Written problem: Using the listing below, give the number of lines where "title" appears, and nothing else.

(Records)
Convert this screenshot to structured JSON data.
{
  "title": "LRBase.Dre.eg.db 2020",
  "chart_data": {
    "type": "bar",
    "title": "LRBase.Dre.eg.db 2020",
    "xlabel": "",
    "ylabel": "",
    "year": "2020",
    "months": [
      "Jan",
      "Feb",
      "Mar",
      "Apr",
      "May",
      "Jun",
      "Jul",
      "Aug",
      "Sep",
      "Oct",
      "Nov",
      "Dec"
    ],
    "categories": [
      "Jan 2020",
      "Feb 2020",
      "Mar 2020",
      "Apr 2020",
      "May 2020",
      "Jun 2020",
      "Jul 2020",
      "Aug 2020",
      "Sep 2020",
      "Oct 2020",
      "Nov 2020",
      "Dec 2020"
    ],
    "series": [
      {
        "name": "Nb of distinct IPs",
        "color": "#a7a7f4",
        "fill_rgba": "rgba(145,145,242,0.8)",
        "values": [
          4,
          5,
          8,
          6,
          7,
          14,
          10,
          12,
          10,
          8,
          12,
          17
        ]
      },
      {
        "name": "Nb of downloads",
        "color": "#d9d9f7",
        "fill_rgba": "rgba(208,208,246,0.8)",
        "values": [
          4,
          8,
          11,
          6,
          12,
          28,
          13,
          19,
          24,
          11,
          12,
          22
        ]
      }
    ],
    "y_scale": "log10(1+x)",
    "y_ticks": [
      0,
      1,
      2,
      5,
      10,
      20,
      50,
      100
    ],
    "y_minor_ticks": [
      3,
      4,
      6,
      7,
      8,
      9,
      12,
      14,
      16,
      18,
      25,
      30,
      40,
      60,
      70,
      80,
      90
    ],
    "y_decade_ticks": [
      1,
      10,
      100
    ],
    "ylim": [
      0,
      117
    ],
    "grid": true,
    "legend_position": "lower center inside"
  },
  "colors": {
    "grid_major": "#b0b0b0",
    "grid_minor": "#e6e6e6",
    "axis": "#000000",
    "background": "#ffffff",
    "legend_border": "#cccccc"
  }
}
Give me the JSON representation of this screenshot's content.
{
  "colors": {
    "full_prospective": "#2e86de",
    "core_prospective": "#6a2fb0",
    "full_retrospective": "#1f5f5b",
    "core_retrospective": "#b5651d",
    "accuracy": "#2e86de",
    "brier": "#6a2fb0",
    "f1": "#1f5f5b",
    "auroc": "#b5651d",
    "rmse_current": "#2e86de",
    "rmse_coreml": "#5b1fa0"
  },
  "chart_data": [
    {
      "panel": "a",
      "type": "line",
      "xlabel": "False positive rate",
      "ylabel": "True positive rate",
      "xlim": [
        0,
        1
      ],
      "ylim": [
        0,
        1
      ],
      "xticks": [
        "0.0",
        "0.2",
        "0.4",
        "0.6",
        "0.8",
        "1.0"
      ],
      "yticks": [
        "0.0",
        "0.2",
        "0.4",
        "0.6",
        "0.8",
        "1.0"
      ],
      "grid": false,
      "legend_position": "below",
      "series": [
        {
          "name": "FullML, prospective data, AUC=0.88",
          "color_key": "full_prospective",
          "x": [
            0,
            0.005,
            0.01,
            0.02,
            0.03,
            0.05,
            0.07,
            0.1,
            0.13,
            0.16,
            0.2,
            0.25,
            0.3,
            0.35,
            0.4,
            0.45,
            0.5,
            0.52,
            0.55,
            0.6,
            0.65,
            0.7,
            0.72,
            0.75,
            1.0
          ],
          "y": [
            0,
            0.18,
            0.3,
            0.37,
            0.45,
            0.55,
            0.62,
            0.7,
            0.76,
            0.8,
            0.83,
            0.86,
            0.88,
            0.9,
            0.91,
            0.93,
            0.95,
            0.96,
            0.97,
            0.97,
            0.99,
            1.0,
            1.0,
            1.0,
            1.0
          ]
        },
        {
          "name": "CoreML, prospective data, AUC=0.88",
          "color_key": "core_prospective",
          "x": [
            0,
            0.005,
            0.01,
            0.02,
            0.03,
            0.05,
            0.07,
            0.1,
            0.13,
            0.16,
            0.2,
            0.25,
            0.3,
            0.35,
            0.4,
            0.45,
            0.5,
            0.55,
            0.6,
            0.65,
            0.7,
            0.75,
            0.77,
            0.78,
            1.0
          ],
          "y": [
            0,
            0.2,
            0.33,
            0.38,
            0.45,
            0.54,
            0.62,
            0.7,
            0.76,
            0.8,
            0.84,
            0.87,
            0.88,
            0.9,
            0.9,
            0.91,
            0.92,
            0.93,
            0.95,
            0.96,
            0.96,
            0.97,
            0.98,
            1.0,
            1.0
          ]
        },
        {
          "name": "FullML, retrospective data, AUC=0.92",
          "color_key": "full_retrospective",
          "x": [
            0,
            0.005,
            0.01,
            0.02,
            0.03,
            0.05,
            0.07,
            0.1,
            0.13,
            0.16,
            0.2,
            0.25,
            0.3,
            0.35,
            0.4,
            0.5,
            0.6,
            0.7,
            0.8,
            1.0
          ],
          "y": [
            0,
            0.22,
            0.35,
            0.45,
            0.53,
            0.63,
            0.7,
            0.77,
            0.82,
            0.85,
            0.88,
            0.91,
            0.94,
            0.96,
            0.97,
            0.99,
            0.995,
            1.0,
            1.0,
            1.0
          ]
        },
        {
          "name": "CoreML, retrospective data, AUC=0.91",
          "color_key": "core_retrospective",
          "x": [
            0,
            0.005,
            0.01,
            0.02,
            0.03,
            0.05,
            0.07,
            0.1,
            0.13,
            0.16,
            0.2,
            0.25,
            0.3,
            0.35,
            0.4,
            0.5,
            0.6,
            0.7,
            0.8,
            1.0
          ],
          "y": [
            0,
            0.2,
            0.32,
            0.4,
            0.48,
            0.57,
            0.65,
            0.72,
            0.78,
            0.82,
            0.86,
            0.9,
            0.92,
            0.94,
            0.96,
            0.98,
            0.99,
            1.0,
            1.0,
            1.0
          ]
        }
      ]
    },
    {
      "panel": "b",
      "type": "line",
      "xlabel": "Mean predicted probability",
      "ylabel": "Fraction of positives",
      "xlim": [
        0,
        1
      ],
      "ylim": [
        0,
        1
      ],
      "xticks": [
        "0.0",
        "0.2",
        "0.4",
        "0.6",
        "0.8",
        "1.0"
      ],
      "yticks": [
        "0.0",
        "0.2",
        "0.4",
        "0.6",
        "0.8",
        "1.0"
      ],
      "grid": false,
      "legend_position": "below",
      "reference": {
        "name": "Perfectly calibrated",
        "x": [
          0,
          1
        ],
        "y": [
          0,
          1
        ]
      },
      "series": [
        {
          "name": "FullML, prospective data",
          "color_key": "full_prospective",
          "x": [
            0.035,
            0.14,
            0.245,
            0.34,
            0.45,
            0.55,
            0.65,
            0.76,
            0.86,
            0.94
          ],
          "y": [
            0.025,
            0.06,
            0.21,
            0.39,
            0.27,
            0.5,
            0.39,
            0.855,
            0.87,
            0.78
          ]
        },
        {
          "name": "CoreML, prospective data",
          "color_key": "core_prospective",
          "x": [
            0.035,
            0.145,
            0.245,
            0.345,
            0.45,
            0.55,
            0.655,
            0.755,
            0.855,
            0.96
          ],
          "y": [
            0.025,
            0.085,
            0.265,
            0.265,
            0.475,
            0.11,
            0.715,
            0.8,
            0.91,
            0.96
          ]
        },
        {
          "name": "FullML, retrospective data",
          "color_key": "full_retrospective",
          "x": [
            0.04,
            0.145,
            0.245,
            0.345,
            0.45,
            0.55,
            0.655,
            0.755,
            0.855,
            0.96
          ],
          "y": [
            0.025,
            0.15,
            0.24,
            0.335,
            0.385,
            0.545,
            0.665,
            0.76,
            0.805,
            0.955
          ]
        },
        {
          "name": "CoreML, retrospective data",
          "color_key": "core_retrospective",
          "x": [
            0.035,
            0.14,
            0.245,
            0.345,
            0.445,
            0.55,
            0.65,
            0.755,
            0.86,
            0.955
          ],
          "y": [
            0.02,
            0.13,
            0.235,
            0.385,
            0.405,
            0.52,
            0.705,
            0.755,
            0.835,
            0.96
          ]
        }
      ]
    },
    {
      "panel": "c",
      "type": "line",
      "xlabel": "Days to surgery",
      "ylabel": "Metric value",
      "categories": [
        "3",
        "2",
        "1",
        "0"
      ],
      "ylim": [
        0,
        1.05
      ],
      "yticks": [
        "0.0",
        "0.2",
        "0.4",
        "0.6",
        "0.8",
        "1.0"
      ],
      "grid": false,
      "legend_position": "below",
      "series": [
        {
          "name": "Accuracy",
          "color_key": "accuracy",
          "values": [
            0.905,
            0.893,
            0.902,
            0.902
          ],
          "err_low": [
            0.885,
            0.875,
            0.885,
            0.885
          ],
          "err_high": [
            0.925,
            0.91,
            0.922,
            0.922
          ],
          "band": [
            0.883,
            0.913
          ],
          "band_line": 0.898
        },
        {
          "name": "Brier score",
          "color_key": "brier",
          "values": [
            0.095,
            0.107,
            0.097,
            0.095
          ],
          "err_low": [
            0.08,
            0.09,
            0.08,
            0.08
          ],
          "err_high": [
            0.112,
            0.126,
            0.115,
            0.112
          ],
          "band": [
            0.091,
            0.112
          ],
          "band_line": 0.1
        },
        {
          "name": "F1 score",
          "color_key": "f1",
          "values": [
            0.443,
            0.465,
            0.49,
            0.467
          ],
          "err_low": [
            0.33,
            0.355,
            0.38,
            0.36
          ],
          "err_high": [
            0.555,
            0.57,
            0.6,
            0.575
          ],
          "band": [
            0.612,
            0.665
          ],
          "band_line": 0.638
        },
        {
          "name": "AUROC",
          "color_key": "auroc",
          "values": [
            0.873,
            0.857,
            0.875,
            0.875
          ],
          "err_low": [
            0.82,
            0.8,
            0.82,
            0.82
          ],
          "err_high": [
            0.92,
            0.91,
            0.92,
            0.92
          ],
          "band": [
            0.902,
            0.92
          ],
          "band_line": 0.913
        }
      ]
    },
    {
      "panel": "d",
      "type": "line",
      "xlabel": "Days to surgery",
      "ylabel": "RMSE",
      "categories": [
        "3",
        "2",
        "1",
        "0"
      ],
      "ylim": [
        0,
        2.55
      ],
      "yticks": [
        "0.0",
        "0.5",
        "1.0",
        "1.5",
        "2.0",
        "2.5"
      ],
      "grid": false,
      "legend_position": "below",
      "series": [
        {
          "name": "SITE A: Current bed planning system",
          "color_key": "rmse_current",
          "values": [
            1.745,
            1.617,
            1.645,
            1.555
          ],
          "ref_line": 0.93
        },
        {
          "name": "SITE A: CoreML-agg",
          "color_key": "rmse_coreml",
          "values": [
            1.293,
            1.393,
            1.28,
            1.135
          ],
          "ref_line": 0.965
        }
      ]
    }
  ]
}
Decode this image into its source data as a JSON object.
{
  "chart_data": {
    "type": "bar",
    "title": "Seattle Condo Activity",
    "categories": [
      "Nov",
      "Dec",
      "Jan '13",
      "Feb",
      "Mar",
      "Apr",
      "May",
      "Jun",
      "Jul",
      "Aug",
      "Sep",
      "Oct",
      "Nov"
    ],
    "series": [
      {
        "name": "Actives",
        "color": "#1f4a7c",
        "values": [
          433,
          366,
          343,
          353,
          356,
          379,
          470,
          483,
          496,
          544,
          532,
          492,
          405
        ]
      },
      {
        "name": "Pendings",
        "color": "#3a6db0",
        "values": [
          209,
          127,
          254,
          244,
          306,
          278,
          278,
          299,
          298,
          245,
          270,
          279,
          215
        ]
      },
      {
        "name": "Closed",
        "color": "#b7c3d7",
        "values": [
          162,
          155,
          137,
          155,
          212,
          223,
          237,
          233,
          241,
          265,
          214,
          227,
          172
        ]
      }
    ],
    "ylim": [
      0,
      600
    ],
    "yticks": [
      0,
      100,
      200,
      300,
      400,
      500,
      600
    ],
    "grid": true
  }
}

Written answer: 3